(Items from a data source)

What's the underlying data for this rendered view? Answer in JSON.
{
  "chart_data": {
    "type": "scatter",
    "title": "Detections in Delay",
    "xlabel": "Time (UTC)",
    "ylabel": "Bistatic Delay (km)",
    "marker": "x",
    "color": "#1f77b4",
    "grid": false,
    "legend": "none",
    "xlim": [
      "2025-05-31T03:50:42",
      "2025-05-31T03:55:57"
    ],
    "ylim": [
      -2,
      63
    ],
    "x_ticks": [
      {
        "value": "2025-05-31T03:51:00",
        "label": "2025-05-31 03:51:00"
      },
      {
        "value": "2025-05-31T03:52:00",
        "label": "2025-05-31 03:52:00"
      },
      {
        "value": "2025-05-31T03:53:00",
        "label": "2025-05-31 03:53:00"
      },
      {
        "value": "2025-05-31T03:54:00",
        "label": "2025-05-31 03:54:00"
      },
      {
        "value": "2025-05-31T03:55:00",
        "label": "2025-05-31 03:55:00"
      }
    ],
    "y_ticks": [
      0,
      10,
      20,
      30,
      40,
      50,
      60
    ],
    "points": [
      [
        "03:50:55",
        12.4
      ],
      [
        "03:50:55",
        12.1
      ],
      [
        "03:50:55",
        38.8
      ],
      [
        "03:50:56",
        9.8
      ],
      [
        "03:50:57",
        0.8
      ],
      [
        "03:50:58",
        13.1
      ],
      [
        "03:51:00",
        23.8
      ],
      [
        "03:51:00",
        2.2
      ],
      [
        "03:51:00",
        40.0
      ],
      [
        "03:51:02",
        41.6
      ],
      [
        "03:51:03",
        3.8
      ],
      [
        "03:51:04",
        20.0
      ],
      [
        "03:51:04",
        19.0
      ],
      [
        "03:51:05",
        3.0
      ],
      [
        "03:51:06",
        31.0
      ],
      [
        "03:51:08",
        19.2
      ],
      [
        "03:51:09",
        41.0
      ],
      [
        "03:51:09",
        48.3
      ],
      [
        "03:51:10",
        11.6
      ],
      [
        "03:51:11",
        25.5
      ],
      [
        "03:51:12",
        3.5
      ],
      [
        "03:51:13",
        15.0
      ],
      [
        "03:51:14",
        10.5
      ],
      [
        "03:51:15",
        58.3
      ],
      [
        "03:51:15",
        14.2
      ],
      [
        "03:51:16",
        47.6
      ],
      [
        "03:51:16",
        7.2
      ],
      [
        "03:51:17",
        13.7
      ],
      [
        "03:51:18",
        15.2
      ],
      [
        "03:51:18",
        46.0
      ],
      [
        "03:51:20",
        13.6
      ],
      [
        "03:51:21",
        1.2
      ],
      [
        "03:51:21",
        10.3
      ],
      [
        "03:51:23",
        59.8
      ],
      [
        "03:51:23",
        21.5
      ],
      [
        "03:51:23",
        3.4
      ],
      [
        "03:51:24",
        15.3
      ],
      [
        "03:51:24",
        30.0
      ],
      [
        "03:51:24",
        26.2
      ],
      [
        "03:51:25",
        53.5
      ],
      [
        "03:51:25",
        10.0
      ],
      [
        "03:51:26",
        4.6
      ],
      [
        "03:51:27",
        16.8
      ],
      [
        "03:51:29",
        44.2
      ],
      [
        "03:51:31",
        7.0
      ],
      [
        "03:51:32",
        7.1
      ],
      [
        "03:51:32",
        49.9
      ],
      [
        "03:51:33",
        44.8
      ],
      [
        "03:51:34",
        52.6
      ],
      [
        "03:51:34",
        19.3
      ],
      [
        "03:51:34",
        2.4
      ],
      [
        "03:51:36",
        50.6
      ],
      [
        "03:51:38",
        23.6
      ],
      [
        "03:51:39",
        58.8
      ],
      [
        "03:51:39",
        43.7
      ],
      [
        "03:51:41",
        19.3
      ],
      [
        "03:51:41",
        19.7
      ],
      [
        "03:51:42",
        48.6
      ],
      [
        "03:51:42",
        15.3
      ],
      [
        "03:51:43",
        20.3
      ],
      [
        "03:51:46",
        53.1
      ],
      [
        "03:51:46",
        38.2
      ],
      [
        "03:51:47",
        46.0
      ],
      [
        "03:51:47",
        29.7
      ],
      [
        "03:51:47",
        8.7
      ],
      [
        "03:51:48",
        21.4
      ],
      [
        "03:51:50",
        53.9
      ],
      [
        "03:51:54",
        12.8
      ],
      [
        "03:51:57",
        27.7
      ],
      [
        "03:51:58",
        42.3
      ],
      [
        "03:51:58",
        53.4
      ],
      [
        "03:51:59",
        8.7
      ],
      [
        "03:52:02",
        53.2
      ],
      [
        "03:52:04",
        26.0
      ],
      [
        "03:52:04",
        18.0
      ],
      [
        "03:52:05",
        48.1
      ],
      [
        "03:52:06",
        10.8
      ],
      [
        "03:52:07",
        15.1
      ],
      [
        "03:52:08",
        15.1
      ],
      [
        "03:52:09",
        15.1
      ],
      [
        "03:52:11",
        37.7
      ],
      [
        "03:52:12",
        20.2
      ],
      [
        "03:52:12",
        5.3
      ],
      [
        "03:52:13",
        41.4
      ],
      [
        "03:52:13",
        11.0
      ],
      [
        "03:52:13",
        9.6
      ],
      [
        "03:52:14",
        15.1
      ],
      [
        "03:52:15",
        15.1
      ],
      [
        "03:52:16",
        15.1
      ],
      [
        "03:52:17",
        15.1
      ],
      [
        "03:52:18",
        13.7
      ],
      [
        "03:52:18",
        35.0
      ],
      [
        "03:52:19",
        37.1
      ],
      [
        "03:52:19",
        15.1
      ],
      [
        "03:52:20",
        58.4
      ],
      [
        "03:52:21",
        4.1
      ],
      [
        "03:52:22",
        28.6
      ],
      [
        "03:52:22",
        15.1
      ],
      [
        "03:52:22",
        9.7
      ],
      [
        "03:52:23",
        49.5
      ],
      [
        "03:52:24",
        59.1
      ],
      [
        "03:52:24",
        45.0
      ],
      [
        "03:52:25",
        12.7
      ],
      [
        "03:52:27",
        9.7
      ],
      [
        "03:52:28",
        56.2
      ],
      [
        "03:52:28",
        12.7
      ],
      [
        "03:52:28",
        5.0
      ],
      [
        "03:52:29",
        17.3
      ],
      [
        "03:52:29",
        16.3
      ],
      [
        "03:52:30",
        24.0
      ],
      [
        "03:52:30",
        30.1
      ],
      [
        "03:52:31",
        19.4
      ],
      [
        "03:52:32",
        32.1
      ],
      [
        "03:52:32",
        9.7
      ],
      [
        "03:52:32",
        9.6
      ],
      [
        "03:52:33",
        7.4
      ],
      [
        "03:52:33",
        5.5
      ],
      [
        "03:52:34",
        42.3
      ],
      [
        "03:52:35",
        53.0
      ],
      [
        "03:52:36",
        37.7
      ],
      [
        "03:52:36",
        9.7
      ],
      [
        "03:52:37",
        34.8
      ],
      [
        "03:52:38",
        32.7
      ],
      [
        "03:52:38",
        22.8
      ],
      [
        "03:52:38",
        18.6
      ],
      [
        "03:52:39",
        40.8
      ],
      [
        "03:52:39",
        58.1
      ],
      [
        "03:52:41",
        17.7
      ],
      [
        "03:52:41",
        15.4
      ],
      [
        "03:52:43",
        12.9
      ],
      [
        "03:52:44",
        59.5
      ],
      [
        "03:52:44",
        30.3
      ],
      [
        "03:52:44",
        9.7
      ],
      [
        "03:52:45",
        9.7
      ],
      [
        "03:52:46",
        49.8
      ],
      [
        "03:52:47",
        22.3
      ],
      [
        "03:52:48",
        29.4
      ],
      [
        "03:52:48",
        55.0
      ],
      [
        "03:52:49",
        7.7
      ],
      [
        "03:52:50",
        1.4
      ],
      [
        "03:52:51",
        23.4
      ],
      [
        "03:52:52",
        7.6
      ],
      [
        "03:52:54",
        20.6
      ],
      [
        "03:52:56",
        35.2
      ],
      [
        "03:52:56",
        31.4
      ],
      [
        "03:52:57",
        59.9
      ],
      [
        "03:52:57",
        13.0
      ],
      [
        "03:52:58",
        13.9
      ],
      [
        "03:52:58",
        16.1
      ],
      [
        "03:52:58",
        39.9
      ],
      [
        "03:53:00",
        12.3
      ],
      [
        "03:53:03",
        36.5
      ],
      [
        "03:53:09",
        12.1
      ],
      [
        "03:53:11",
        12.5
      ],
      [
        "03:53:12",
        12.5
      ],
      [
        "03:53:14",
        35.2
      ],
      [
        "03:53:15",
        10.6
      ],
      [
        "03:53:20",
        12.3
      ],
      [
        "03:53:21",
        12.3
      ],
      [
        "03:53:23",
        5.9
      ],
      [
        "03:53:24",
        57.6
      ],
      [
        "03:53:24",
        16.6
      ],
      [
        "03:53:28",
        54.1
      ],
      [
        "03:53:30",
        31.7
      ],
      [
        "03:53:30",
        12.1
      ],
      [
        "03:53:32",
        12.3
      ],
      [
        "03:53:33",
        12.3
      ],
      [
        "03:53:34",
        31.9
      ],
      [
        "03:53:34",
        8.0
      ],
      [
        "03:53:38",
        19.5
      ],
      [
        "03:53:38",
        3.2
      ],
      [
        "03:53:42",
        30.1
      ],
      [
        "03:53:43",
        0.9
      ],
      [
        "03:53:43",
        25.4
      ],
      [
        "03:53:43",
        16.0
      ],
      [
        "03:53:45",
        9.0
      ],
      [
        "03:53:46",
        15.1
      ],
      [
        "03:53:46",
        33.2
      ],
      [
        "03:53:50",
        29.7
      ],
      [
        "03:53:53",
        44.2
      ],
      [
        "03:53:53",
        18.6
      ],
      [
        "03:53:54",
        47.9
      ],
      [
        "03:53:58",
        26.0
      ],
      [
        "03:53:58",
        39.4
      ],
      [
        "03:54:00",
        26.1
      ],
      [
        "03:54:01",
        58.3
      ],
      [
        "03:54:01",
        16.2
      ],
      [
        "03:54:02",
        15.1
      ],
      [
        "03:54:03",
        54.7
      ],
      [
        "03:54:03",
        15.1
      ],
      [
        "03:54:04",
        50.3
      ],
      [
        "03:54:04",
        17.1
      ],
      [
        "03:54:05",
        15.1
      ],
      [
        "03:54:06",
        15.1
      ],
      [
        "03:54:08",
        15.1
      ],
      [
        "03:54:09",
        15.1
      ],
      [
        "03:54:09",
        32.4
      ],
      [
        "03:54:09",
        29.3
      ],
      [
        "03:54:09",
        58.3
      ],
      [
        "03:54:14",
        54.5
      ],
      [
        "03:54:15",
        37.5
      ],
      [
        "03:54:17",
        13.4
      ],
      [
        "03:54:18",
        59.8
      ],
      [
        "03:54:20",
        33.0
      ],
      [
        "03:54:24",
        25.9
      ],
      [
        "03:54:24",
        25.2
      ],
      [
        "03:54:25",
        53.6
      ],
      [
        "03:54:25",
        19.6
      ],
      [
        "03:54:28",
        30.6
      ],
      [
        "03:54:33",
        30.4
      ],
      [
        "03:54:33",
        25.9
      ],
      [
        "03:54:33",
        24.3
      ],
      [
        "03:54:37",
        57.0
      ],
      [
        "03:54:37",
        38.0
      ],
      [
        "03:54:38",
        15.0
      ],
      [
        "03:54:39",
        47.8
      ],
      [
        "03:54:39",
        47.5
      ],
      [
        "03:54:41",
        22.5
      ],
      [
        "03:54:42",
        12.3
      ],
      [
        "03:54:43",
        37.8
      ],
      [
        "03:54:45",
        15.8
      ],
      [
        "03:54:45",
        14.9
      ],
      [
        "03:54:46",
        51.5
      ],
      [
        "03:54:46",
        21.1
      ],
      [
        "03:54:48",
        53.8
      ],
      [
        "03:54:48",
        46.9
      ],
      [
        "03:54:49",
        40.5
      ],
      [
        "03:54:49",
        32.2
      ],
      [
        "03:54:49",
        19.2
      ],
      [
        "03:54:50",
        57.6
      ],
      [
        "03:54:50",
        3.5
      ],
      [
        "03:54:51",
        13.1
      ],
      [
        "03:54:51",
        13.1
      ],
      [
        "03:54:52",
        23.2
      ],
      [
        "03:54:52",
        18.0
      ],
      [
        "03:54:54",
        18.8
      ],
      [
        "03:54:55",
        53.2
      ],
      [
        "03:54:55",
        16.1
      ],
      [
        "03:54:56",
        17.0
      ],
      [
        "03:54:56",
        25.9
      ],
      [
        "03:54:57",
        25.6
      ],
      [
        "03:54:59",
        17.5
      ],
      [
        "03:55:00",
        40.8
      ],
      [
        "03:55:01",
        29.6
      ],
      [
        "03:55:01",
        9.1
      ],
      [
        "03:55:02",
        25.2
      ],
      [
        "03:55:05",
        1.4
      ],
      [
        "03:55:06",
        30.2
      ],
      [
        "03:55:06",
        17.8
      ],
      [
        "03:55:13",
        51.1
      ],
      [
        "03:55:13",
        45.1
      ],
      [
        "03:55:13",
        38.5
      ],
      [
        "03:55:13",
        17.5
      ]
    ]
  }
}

# Task details
Find each line holding "value". Copy it out.

# Task output
        "value": "2025-05-31T03:51:00",
        "value": "2025-05-31T03:52:00",
        "value": "2025-05-31T03:53:00",
        "value": "2025-05-31T03:54:00",
        "value": "2025-05-31T03:55:00",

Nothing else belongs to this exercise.